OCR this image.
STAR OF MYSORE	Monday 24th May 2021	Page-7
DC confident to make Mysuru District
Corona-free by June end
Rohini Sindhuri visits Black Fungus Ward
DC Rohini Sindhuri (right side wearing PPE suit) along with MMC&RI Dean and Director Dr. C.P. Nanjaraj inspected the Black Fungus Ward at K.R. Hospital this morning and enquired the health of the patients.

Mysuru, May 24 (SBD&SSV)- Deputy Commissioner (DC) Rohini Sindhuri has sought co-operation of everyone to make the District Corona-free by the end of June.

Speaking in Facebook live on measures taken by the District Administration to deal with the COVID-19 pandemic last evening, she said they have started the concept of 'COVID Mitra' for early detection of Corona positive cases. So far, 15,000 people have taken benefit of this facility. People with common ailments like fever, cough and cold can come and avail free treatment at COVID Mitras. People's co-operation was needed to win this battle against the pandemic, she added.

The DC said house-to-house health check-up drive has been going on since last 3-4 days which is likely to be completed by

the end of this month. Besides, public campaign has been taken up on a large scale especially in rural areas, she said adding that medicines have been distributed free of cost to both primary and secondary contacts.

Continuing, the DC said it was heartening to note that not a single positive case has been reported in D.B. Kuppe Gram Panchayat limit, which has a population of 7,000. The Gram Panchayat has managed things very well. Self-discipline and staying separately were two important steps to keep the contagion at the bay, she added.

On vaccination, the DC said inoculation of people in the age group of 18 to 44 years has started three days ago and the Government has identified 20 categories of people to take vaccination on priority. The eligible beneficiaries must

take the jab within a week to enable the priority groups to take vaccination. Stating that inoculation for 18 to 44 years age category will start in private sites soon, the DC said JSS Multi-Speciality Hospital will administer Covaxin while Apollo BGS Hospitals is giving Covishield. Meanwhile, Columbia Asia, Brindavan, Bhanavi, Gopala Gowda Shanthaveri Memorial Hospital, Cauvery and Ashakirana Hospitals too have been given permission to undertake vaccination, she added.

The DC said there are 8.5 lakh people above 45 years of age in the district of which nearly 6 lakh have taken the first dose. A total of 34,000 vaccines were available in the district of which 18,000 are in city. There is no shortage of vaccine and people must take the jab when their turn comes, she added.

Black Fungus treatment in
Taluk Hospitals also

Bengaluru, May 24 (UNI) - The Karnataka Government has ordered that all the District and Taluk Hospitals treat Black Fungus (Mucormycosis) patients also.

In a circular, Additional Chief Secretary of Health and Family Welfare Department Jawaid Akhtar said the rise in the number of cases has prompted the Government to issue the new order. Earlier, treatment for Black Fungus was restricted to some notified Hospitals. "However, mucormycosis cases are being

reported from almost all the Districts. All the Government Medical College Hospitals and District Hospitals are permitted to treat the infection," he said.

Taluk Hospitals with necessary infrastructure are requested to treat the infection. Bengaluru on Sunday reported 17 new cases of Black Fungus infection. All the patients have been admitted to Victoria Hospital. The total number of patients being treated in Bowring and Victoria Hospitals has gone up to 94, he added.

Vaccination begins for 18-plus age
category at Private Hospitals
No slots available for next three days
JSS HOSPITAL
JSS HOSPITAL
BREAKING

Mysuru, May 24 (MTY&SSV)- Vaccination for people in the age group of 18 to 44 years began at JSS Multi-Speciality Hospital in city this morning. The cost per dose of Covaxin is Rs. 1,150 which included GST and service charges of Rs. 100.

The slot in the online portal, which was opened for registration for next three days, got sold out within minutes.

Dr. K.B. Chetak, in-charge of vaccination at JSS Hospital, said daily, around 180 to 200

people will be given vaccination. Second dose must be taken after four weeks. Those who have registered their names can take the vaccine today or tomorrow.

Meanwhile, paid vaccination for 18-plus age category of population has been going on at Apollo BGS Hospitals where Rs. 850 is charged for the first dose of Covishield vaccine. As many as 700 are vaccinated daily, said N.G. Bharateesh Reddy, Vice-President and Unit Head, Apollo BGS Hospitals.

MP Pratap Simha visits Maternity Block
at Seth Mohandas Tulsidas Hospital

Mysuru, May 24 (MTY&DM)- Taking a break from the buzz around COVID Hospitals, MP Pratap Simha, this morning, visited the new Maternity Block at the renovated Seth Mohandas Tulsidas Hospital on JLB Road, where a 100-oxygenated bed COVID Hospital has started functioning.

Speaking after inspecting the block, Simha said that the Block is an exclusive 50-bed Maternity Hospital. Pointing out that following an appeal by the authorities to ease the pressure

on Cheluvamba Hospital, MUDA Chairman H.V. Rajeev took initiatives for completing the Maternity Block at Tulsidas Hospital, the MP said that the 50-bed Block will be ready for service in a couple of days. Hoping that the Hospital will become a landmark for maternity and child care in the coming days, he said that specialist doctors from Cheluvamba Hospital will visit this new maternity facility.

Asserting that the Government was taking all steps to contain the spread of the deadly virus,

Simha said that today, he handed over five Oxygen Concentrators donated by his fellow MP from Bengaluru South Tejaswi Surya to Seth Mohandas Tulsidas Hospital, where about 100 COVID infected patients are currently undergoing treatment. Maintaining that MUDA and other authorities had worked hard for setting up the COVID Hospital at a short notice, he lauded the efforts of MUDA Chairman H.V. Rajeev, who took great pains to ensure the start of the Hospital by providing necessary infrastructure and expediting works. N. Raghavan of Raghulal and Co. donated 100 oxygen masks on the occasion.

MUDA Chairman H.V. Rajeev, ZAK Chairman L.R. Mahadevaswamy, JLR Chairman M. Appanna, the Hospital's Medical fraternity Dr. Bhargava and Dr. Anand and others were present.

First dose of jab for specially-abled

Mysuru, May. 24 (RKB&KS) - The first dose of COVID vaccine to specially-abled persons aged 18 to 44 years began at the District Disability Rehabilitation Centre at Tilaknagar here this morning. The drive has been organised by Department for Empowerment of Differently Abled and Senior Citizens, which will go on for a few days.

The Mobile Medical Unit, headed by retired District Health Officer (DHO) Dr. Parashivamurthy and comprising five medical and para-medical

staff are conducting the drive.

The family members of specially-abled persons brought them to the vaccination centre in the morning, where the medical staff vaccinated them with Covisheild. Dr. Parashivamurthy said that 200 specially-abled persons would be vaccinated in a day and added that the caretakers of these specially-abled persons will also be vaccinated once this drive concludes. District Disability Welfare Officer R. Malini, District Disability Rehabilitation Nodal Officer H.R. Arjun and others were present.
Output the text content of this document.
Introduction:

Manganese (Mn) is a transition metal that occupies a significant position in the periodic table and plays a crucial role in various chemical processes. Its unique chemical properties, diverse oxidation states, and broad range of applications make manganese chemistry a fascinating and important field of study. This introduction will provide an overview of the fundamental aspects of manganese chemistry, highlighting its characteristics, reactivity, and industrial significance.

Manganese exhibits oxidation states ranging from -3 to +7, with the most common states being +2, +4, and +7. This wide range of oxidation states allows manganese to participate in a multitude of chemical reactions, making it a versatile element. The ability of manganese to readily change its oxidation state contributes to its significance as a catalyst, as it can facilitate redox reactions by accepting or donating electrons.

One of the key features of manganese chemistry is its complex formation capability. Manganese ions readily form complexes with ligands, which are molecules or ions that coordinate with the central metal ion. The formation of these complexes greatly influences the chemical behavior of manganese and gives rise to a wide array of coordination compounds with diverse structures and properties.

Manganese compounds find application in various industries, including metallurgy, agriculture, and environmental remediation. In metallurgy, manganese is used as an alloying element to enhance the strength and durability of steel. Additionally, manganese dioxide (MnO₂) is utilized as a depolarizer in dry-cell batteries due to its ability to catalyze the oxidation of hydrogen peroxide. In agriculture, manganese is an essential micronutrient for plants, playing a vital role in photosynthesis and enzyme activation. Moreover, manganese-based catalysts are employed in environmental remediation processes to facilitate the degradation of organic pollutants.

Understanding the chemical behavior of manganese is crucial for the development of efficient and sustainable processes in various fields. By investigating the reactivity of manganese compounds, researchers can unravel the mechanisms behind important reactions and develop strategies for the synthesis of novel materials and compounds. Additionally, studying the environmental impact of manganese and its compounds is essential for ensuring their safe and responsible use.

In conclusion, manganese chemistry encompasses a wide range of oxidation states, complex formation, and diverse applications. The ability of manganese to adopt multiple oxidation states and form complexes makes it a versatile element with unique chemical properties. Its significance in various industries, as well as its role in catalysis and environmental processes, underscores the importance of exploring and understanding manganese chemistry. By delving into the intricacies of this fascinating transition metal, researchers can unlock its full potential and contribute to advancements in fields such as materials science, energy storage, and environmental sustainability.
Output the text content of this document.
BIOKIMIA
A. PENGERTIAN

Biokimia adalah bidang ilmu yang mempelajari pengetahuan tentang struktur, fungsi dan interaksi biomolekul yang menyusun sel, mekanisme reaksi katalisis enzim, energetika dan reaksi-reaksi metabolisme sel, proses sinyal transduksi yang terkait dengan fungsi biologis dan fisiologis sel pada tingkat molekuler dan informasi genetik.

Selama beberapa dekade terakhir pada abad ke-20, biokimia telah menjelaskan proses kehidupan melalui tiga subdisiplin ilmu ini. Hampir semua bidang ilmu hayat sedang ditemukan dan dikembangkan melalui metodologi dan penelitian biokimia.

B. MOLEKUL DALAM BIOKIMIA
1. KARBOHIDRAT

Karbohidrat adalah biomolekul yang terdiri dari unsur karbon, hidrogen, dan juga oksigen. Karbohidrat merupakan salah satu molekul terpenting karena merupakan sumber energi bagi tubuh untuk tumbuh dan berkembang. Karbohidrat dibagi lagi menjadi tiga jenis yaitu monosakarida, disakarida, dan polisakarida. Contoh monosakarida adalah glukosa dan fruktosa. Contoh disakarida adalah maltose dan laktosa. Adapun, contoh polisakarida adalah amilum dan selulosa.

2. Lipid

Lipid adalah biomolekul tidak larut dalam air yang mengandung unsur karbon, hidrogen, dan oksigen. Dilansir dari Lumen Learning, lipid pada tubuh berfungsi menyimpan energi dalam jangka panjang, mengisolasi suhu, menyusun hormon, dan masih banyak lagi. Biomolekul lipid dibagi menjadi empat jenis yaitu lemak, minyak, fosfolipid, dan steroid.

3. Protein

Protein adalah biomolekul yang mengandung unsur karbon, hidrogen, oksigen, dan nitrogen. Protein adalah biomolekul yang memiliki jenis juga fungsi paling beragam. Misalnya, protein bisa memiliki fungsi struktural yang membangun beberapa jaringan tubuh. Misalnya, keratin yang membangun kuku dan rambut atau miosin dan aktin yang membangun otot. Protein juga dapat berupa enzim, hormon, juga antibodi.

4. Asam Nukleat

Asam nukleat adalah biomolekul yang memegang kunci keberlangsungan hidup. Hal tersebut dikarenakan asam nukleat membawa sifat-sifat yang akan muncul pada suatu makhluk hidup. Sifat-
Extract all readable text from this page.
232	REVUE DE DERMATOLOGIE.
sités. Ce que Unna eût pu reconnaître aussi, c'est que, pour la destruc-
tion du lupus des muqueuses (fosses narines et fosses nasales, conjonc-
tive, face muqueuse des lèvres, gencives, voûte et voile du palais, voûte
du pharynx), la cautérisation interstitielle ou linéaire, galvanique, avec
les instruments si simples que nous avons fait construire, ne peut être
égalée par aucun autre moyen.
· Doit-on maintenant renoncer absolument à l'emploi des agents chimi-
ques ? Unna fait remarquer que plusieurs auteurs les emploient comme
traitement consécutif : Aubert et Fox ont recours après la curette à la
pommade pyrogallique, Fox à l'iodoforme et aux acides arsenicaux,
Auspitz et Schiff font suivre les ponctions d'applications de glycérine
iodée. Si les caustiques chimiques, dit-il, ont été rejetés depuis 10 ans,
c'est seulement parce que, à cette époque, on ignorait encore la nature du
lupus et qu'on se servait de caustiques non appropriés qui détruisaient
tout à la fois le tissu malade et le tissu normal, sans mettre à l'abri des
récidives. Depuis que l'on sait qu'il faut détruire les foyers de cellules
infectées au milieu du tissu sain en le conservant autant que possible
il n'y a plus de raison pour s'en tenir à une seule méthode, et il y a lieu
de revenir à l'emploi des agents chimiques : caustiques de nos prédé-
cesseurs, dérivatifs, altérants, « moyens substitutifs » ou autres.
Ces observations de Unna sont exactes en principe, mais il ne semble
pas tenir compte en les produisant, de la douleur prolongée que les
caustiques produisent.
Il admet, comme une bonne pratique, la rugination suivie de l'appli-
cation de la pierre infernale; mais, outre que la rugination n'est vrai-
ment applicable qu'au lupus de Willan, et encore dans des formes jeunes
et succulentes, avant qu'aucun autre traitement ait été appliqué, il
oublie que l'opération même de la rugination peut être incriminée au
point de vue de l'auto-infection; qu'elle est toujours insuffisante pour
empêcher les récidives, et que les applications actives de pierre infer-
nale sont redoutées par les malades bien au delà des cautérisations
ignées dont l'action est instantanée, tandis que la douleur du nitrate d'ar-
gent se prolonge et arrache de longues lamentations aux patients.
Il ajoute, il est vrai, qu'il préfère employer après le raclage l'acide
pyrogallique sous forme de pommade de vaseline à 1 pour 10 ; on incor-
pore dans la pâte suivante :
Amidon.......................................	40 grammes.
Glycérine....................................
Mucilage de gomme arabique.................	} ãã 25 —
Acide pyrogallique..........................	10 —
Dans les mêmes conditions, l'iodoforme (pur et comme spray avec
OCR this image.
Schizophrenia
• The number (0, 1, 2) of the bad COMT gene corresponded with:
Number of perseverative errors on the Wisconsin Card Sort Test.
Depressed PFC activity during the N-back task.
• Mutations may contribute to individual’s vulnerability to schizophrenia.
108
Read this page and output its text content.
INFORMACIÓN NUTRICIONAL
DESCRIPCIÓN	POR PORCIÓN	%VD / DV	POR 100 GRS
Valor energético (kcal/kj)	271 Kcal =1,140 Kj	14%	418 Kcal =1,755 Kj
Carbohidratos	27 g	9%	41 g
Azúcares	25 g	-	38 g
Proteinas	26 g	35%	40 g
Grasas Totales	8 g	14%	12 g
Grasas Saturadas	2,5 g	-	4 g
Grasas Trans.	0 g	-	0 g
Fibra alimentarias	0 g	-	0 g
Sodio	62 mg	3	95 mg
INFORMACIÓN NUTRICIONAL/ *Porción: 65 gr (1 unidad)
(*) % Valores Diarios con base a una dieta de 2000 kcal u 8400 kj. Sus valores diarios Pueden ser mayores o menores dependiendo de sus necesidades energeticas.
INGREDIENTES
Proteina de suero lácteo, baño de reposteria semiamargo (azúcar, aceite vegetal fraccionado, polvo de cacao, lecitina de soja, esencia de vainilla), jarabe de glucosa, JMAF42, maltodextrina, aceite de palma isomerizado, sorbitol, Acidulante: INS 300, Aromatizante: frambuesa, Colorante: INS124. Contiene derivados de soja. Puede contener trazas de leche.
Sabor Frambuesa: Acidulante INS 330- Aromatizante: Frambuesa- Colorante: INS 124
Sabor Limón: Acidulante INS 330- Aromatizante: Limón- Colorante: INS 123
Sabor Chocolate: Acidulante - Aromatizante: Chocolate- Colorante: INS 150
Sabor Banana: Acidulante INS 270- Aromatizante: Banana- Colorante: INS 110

| WORK ITEM |
From the material above, gather all lines that include the string "staff" and copy them.

| EXERCISE RESPONSE |
staff are conducting the drive.
The family members of specially-abled persons brought them to the vaccination centre in the morning, where the medical staff vaccinated them with Covisheild. Dr. Parashivamurthy said that 200 specially-abled persons would be vaccinated in a day and added that the caretakers of these specially-abled persons will also be vaccinated once this drive concludes. District Disability Welfare Officer R. Malini, District Disability Rehabilitation Nodal Officer H.R. Arjun and others were present.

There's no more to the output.